Reproduce the listing below without any change.

-- start --

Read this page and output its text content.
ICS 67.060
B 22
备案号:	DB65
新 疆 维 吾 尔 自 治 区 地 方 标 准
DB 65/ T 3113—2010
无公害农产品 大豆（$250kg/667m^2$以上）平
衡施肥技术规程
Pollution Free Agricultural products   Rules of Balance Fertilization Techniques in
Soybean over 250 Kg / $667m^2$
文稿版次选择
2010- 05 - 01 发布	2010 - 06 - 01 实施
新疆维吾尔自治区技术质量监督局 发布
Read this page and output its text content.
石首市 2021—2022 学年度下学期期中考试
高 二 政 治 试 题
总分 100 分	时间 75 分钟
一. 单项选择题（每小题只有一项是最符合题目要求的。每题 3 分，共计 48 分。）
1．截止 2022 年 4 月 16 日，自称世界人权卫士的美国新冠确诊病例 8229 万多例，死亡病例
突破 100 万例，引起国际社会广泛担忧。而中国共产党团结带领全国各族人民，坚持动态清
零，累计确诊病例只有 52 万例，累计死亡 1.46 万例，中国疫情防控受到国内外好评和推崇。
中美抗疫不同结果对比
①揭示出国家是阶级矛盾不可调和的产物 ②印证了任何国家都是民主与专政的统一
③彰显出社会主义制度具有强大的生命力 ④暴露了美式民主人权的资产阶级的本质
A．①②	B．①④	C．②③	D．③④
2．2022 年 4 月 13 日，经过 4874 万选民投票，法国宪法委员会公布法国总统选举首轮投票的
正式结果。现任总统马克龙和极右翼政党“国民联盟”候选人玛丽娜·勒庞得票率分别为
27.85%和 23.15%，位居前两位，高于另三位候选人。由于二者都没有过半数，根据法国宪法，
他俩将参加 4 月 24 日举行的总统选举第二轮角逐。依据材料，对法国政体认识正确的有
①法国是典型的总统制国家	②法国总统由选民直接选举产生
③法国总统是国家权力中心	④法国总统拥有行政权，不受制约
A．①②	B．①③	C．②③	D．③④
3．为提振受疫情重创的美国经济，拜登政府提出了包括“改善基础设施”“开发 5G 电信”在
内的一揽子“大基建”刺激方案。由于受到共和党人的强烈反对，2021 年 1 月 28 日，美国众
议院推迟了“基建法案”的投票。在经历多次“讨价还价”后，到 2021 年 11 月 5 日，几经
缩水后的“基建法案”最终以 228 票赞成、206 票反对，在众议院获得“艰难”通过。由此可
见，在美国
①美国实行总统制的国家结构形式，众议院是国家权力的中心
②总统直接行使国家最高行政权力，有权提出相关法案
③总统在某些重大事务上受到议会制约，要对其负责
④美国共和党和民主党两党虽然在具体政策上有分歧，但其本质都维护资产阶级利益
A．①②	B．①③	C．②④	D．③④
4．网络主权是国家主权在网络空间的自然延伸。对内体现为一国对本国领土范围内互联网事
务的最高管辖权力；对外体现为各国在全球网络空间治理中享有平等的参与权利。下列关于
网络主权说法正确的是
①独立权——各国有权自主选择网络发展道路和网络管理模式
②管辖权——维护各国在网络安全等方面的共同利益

-- end --

> **ANSWER TO THE TASK**
Read this page and output its text content.
ICS 67.060
B 22
备案号:	DB65
新 疆 维 吾 尔 自 治 区 地 方 标 准
DB 65/ T 3113—2010
无公害农产品 大豆（$250kg/667m^2$以上）平
衡施肥技术规程
Pollution Free Agricultural products   Rules of Balance Fertilization Techniques in
Soybean over 250 Kg / $667m^2$
文稿版次选择
2010- 05 - 01 发布	2010 - 06 - 01 实施
新疆维吾尔自治区技术质量监督局 发布
Read this page and output its text content.
石首市 2021—2022 学年度下学期期中考试
高 二 政 治 试 题
总分 100 分	时间 75 分钟
一. 单项选择题（每小题只有一项是最符合题目要求的。每题 3 分，共计 48 分。）
1．截止 2022 年 4 月 16 日，自称世界人权卫士的美国新冠确诊病例 8229 万多例，死亡病例
突破 100 万例，引起国际社会广泛担忧。而中国共产党团结带领全国各族人民，坚持动态清
零，累计确诊病例只有 52 万例，累计死亡 1.46 万例，中国疫情防控受到国内外好评和推崇。
中美抗疫不同结果对比
①揭示出国家是阶级矛盾不可调和的产物 ②印证了任何国家都是民主与专政的统一
③彰显出社会主义制度具有强大的生命力 ④暴露了美式民主人权的资产阶级的本质
A．①②	B．①④	C．②③	D．③④
2．2022 年 4 月 13 日，经过 4874 万选民投票，法国宪法委员会公布法国总统选举首轮投票的
正式结果。现任总统马克龙和极右翼政党“国民联盟”候选人玛丽娜·勒庞得票率分别为
27.85%和 23.15%，位居前两位，高于另三位候选人。由于二者都没有过半数，根据法国宪法，
他俩将参加 4 月 24 日举行的总统选举第二轮角逐。依据材料，对法国政体认识正确的有
①法国是典型的总统制国家	②法国总统由选民直接选举产生
③法国总统是国家权力中心	④法国总统拥有行政权，不受制约
A．①②	B．①③	C．②③	D．③④
3．为提振受疫情重创的美国经济，拜登政府提出了包括“改善基础设施”“开发 5G 电信”在
内的一揽子“大基建”刺激方案。由于受到共和党人的强烈反对，2021 年 1 月 28 日，美国众
议院推迟了“基建法案”的投票。在经历多次“讨价还价”后，到 2021 年 11 月 5 日，几经
缩水后的“基建法案”最终以 228 票赞成、206 票反对，在众议院获得“艰难”通过。由此可
见，在美国
①美国实行总统制的国家结构形式，众议院是国家权力的中心
②总统直接行使国家最高行政权力，有权提出相关法案
③总统在某些重大事务上受到议会制约，要对其负责
④美国共和党和民主党两党虽然在具体政策上有分歧，但其本质都维护资产阶级利益
A．①②	B．①③	C．②④	D．③④
4．网络主权是国家主权在网络空间的自然延伸。对内体现为一国对本国领土范围内互联网事
务的最高管辖权力；对外体现为各国在全球网络空间治理中享有平等的参与权利。下列关于
网络主权说法正确的是
①独立权——各国有权自主选择网络发展道路和网络管理模式
②管辖权——维护各国在网络安全等方面的共同利益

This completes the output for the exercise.